◆ Text shown
-=-=-=-=-

Uploaded image for project: 'Mesos'
  1. Mesos
  2. MESOS-7466

Mesos marathon and docker not synchronized

    XMLWordPrintableJSON

Details

    • Bug
    • Status: Open
    • Major
    • Resolution: Unresolved
    • None
    • None
    • None
    • None

    Description

      I submitted an application group in marathon, and then I deleted the application group because there was some problem with the definition of the application group, and then I submitted the application group again via the marathon api. After multiple deletions and multiple submissions, I found some problems (this is the third time I encountered the problem), I deleted the application group in the marathon UI, found in the `deployments` there are some content, and can not be deleted, suggesting that `error destroying null: app '/ Null' does not exist `; in the mesos ui task status is `running`; docker container status is `up`. Then, I restart mesos-master, mesos-slave, marathon and zookeeper, the result is the same.

-=-=-=-=-

◆ Rows

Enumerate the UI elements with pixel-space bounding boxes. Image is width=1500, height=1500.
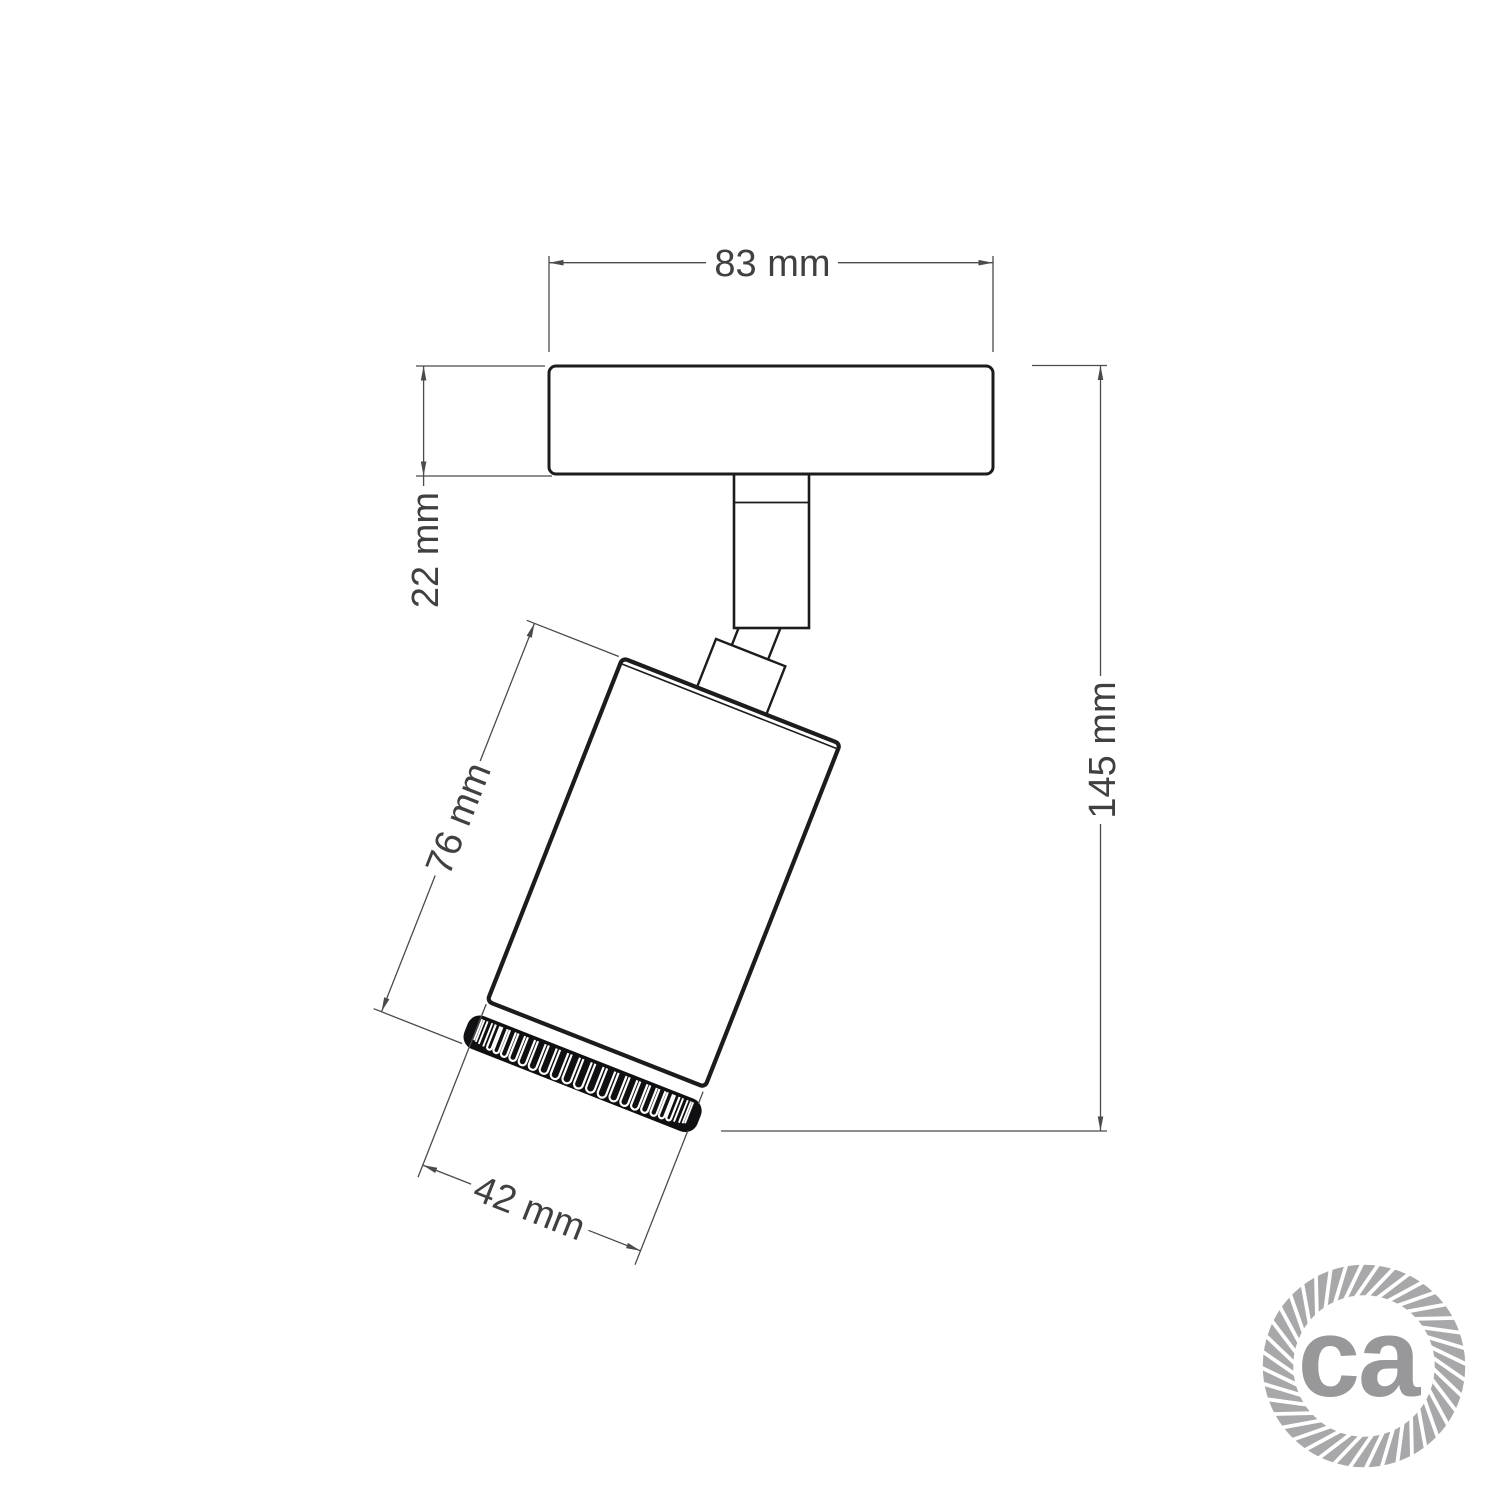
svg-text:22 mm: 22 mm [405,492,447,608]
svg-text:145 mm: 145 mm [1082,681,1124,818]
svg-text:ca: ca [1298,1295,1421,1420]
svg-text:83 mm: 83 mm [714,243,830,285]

-=-=-=-=-

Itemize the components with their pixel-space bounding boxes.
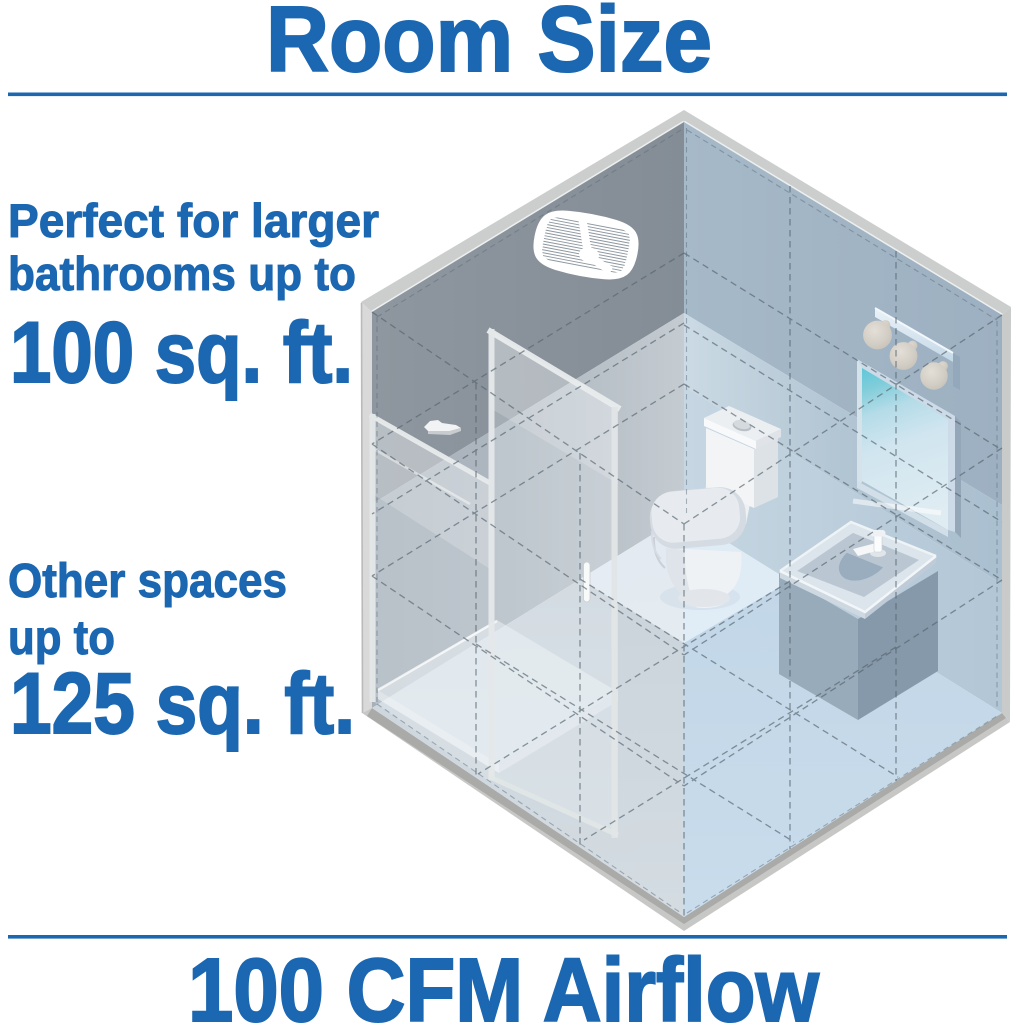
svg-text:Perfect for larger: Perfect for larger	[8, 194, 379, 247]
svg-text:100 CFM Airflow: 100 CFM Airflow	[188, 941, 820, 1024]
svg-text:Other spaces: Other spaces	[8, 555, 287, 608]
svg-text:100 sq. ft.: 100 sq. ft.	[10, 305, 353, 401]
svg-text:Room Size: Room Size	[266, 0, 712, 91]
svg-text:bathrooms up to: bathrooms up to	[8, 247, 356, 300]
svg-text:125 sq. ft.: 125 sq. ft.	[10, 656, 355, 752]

-=-=-=-=-

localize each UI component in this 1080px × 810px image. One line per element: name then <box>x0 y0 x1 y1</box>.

-=-=-=-=-

◆ Your tasks
• A. In the Mesos issue report, which services did the reporter restart?
• B. From the Mesos issue report, quote the passage starting at "I submitted an" and ending at "is the same.".
• C. Extend the Mesos issue report past its final sentence.
The records come from a source separate from the Mesos issue report.

◆ Responses per task
• A. The reporter restarted mesos-master, mesos-slave, marathon and zookeeper.

• B.
I submitted an application group in marathon, and then I deleted the application group because there was some problem with the definition of the application group, and then I submitted the application group again via the marathon api. After multiple deletions and multiple submissions, I found some problems (this is the third time I encountered the problem), I deleted the application group in the marathon UI, found in the `deployments` there are some content, and can not be deleted, suggesting that `error destroying null: app '/ Null' does not exist `; in the mesos ui task status is `running`; docker container status is `up`. Then, I restart mesos-master, mesos-slave, marathon and zookeeper, the result is the same.

• C.
      I suggested that I clear the marathon in the zookeeper and then I did; marathon was back to normal, just like reinstalling it. But the tasks I want to delete are still in mesos ui and the state is `running`.

      After that, I cleared the meso in zookeeper, and the result is the same. The task I want to delete is still in mesos ui. But I have to delete the task in the docker does not exist, I do not know why.

      The follow is my config info:

      $ curl -sSL http://172.30.30.4:5050/version | python -m json.tool
      {
          "build_date": "2017-04-12 16:39:09",
          "build_time": 1492015149.0,
          "build_user": "centos",
          "git_sha": "de306b5786de3c221bae1457c6f2ccaeb38eef9f",
          "git_tag": "1.2.0",
          "version": "1.2.0"
      }
      
      $ curl -sSL http://172.30.30.4:8080/v2/info | python -m json.tool
      {
          ......
          "name": "marathon",
          "version": "1.4.2",
          ......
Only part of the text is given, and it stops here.